■ Requirement: Update the records below so that each "list-item" reads "log-entry", and reproduce every other line and character without change.

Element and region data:
───
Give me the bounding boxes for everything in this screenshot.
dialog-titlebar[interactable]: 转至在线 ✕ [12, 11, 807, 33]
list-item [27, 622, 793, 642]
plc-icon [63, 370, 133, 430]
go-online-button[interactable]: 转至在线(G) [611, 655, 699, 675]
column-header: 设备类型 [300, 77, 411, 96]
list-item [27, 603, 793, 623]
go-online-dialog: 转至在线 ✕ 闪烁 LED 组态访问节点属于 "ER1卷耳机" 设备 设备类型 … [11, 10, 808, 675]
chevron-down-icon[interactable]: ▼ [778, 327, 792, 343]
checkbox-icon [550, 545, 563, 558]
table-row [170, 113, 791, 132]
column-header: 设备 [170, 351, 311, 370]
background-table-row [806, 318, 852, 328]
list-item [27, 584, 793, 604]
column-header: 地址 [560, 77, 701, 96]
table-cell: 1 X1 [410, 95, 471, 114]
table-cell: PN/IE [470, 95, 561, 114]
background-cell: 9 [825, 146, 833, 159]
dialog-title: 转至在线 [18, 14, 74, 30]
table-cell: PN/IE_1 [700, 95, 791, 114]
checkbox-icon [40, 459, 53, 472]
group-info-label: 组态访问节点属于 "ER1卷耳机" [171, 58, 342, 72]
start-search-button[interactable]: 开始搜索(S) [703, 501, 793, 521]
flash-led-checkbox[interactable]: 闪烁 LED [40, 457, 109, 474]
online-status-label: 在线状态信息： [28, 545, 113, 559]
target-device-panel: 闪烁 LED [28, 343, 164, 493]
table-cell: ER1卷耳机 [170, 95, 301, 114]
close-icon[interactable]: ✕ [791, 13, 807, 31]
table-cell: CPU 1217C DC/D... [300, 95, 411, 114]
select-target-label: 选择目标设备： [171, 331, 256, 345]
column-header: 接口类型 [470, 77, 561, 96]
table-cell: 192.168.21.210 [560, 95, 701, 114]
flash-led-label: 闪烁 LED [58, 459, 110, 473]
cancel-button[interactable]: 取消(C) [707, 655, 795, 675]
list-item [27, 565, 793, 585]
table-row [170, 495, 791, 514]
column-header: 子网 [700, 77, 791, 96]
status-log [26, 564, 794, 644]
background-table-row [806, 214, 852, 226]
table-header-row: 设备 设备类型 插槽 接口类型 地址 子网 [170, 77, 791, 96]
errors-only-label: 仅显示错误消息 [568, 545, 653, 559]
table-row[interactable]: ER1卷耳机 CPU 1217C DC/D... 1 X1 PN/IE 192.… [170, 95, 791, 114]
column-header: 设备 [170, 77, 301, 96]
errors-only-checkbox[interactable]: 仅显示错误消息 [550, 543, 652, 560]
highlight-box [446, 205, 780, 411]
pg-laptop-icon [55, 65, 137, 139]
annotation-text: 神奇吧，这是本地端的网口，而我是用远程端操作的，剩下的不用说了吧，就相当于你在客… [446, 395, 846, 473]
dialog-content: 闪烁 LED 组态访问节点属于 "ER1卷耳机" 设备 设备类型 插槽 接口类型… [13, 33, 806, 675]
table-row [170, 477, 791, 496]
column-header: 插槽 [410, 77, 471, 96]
───
■ Correct response:
Give me the bounding boxes for everything in this screenshot.
dialog-titlebar[interactable]: 转至在线 ✕ [12, 11, 807, 33]
log-entry [27, 622, 793, 642]
plc-icon [63, 370, 133, 430]
go-online-button[interactable]: 转至在线(G) [611, 655, 699, 675]
column-header: 设备类型 [300, 77, 411, 96]
log-entry [27, 603, 793, 623]
go-online-dialog: 转至在线 ✕ 闪烁 LED 组态访问节点属于 "ER1卷耳机" 设备 设备类型 … [11, 10, 808, 675]
chevron-down-icon[interactable]: ▼ [778, 327, 792, 343]
checkbox-icon [550, 545, 563, 558]
table-row [170, 113, 791, 132]
column-header: 设备 [170, 351, 311, 370]
background-table-row [806, 318, 852, 328]
log-entry [27, 584, 793, 604]
column-header: 地址 [560, 77, 701, 96]
table-cell: 1 X1 [410, 95, 471, 114]
table-cell: PN/IE [470, 95, 561, 114]
background-cell: 9 [825, 146, 833, 159]
dialog-title: 转至在线 [18, 14, 74, 30]
table-cell: PN/IE_1 [700, 95, 791, 114]
checkbox-icon [40, 459, 53, 472]
group-info-label: 组态访问节点属于 "ER1卷耳机" [171, 58, 342, 72]
start-search-button[interactable]: 开始搜索(S) [703, 501, 793, 521]
flash-led-checkbox[interactable]: 闪烁 LED [40, 457, 109, 474]
online-status-label: 在线状态信息： [28, 545, 113, 559]
target-device-panel: 闪烁 LED [28, 343, 164, 493]
table-cell: ER1卷耳机 [170, 95, 301, 114]
close-icon[interactable]: ✕ [791, 13, 807, 31]
table-cell: CPU 1217C DC/D... [300, 95, 411, 114]
select-target-label: 选择目标设备： [171, 331, 256, 345]
column-header: 接口类型 [470, 77, 561, 96]
table-cell: 192.168.21.210 [560, 95, 701, 114]
flash-led-label: 闪烁 LED [58, 459, 110, 473]
cancel-button[interactable]: 取消(C) [707, 655, 795, 675]
log-entry [27, 565, 793, 585]
table-row [170, 495, 791, 514]
column-header: 子网 [700, 77, 791, 96]
status-log [26, 564, 794, 644]
background-table-row [806, 214, 852, 226]
table-header-row: 设备 设备类型 插槽 接口类型 地址 子网 [170, 77, 791, 96]
errors-only-label: 仅显示错误消息 [568, 545, 653, 559]
table-row[interactable]: ER1卷耳机 CPU 1217C DC/D... 1 X1 PN/IE 192.… [170, 95, 791, 114]
column-header: 设备 [170, 77, 301, 96]
errors-only-checkbox[interactable]: 仅显示错误消息 [550, 543, 652, 560]
highlight-box [446, 205, 780, 411]
pg-laptop-icon [55, 65, 137, 139]
annotation-text: 神奇吧，这是本地端的网口，而我是用远程端操作的，剩下的不用说了吧，就相当于你在客… [446, 395, 846, 473]
dialog-content: 闪烁 LED 组态访问节点属于 "ER1卷耳机" 设备 设备类型 插槽 接口类型… [13, 33, 806, 675]
table-row [170, 477, 791, 496]
column-header: 插槽 [410, 77, 471, 96]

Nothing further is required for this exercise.